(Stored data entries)
■ ■ ■ ■ ■

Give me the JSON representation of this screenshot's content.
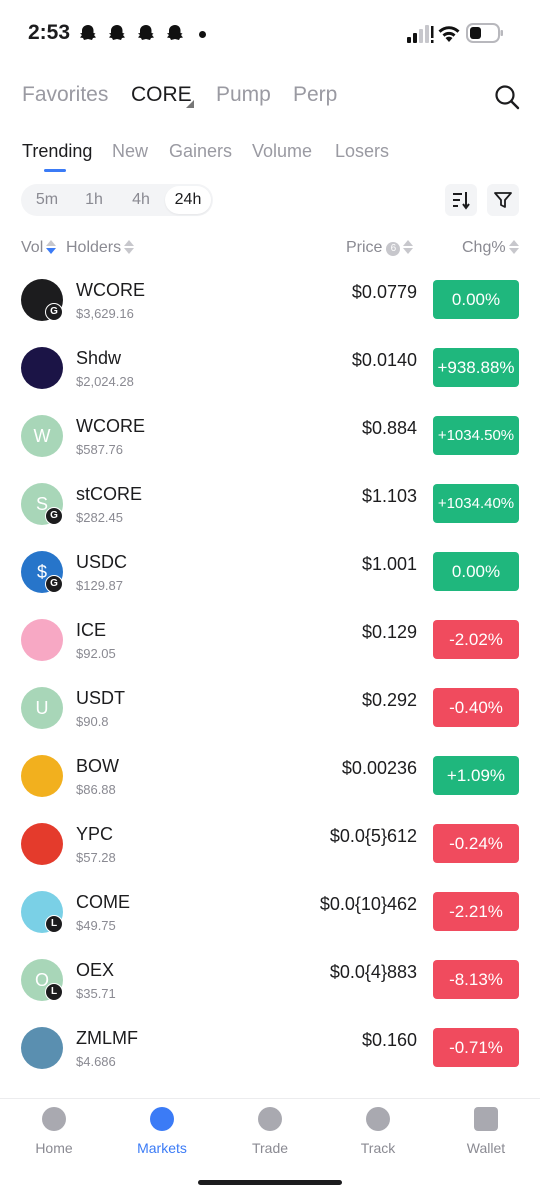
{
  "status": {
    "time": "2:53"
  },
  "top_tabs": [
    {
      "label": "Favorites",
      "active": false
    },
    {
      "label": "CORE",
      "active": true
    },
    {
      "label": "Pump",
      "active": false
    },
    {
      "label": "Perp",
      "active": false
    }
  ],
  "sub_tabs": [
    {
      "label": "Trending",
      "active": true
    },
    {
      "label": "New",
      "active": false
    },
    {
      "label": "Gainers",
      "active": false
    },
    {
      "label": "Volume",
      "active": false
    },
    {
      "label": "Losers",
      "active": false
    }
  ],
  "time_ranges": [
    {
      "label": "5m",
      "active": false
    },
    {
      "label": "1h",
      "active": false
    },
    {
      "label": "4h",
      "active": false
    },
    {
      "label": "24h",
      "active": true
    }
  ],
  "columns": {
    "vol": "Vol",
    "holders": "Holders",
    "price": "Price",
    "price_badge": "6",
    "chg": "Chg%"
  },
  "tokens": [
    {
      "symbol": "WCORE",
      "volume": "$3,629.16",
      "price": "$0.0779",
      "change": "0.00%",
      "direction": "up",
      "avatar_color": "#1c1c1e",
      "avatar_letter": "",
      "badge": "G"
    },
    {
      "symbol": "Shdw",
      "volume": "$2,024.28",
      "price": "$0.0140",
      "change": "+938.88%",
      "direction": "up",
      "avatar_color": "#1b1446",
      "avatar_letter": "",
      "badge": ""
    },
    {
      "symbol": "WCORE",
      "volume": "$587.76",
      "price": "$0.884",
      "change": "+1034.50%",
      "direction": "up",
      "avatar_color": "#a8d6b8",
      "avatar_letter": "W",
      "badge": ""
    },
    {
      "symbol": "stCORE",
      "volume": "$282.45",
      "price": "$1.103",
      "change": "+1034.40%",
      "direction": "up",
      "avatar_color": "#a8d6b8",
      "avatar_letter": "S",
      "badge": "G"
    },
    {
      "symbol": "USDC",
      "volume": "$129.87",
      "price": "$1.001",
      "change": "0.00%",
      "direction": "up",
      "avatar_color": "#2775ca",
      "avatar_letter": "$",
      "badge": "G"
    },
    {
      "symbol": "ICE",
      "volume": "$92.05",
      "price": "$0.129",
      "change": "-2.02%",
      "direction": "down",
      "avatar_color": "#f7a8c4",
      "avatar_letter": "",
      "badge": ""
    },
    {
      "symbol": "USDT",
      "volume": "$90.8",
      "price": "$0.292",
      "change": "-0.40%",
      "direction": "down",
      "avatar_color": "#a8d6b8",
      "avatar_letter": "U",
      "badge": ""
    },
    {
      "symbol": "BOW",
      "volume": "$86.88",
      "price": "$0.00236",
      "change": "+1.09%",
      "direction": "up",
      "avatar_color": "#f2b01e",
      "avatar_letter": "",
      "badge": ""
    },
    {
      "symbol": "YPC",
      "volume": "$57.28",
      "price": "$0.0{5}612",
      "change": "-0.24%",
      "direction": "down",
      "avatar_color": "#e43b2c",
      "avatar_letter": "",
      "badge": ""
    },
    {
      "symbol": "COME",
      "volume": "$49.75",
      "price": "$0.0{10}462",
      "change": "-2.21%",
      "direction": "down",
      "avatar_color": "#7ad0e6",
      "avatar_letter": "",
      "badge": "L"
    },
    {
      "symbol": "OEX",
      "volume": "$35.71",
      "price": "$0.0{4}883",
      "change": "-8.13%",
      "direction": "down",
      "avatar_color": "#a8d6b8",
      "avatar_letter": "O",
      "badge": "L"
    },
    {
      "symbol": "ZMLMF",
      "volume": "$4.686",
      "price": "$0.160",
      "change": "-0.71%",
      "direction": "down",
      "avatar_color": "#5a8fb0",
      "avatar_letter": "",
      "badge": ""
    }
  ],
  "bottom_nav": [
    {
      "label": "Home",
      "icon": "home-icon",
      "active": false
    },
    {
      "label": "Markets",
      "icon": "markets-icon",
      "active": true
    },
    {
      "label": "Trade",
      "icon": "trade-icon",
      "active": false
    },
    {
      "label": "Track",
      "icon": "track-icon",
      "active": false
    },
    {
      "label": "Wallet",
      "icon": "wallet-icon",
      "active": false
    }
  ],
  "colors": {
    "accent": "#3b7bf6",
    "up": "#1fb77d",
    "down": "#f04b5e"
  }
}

■ ■ ■ ■ ■

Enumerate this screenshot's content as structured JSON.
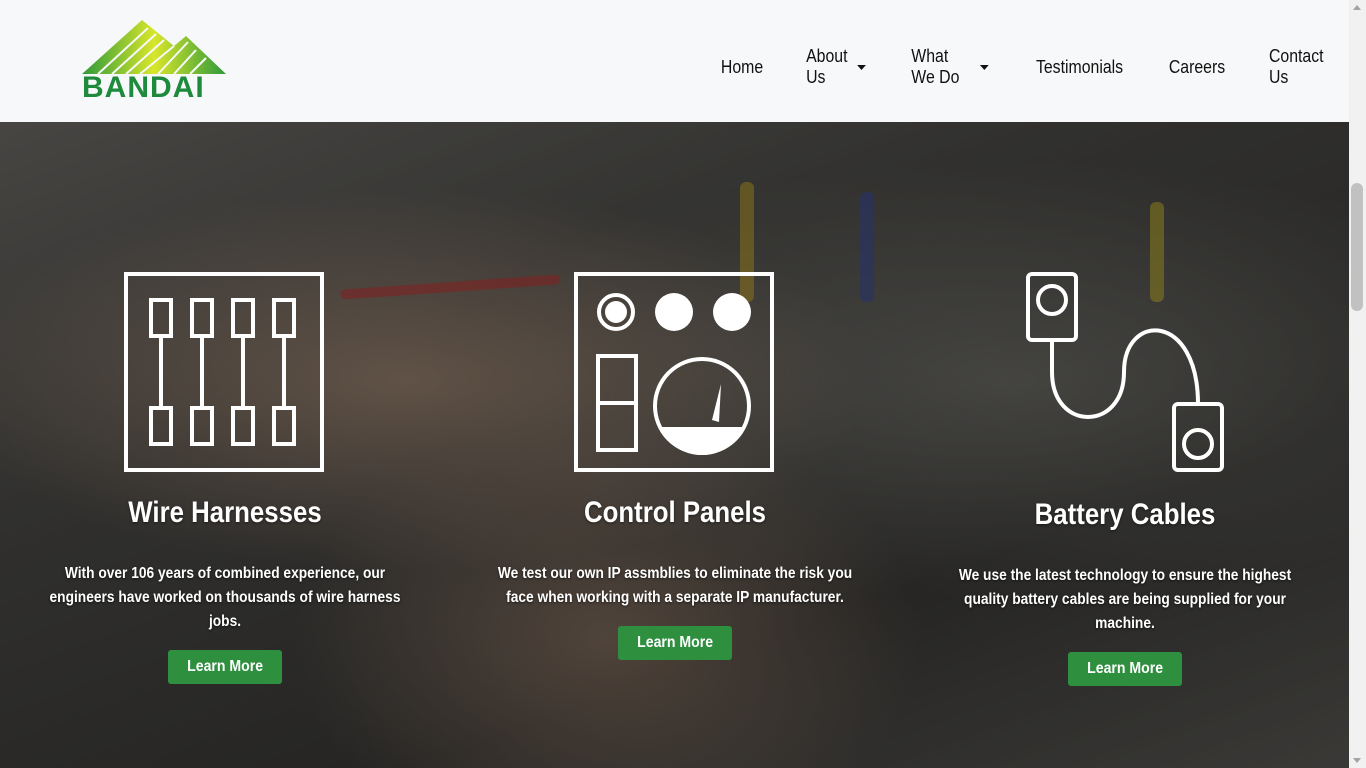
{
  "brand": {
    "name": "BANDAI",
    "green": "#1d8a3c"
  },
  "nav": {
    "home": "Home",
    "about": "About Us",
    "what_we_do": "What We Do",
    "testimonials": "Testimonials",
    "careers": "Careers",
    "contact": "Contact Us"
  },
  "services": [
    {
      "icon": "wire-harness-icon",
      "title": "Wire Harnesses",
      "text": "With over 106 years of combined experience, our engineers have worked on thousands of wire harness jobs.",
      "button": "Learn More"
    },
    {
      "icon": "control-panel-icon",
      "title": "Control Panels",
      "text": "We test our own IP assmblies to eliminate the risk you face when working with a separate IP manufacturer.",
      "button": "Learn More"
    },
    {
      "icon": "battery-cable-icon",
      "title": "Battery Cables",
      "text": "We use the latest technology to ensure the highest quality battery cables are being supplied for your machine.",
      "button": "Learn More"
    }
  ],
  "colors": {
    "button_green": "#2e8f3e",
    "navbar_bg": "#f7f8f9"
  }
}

■ ■ ■ ■ ■

SHORT PROBLEM - What count of lines in the listing contain the word "change"? Reply with the number only.

EXERCISE SOLUTION - 12